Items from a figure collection
-=-=-

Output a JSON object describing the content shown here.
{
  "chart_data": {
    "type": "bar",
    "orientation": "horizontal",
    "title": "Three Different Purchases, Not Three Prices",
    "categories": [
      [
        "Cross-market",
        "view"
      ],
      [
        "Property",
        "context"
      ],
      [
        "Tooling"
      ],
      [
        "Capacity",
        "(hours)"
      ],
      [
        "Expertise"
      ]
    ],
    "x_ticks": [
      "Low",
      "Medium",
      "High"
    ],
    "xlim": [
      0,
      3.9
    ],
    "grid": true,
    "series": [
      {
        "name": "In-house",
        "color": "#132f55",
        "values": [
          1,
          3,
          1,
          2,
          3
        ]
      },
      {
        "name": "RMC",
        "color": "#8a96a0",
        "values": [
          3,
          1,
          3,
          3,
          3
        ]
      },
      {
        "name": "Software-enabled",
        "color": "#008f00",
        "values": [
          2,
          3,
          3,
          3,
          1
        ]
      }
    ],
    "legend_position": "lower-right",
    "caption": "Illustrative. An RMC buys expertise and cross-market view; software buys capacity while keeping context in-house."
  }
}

-=-=-

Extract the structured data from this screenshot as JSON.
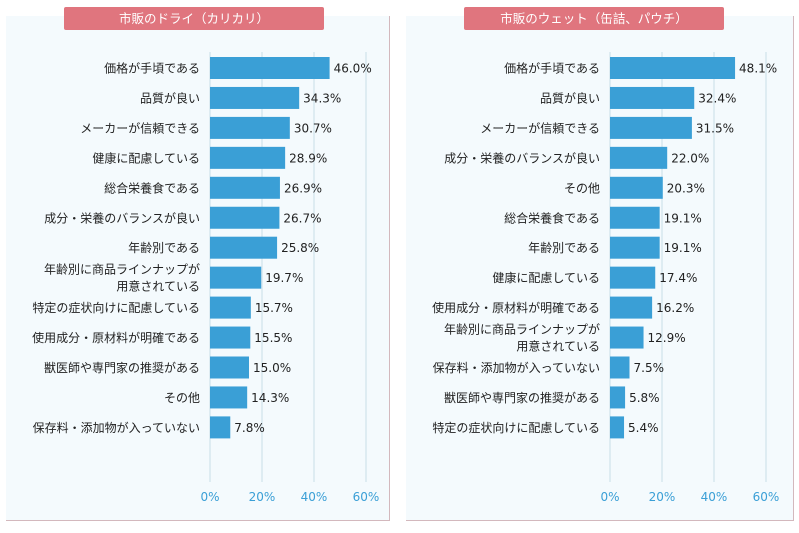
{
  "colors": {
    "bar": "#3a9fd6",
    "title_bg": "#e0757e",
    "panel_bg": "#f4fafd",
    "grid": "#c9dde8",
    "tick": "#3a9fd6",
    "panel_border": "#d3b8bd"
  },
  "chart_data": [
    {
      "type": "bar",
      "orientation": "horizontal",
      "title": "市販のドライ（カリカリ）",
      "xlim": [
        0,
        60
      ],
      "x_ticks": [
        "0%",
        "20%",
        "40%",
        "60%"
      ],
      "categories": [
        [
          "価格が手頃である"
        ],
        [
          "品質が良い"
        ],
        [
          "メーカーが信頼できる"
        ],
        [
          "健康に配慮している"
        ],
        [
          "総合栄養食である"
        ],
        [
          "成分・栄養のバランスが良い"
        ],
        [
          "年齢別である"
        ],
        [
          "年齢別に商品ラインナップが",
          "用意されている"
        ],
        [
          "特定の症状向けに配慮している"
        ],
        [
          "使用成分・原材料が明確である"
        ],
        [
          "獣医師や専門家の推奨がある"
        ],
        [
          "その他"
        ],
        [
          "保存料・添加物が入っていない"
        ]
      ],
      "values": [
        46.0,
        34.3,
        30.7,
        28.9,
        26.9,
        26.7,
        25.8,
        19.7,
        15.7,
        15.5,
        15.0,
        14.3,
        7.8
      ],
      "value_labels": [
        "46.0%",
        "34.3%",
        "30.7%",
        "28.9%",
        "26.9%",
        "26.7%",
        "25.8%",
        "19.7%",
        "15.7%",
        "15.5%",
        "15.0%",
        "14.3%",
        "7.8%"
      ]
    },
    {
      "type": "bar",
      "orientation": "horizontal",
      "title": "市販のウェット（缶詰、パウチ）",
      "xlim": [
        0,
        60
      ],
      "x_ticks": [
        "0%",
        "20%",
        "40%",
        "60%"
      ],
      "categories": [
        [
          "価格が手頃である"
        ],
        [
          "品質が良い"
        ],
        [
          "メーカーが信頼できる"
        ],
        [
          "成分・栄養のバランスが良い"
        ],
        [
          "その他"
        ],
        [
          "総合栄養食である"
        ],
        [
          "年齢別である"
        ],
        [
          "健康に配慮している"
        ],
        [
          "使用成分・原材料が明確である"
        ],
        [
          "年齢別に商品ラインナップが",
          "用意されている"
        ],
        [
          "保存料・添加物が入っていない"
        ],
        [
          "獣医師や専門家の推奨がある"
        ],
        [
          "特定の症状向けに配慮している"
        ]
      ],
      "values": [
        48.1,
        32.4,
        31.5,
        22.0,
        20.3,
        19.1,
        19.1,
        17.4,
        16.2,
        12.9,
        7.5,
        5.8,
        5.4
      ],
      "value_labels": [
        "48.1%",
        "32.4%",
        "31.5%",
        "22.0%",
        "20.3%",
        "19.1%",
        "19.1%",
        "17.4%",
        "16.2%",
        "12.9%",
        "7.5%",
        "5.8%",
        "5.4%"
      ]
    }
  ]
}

-=-=-

Exercise: Across the entries, how many lines contain "house"? Reply with the number only.

Response for this exercise: 2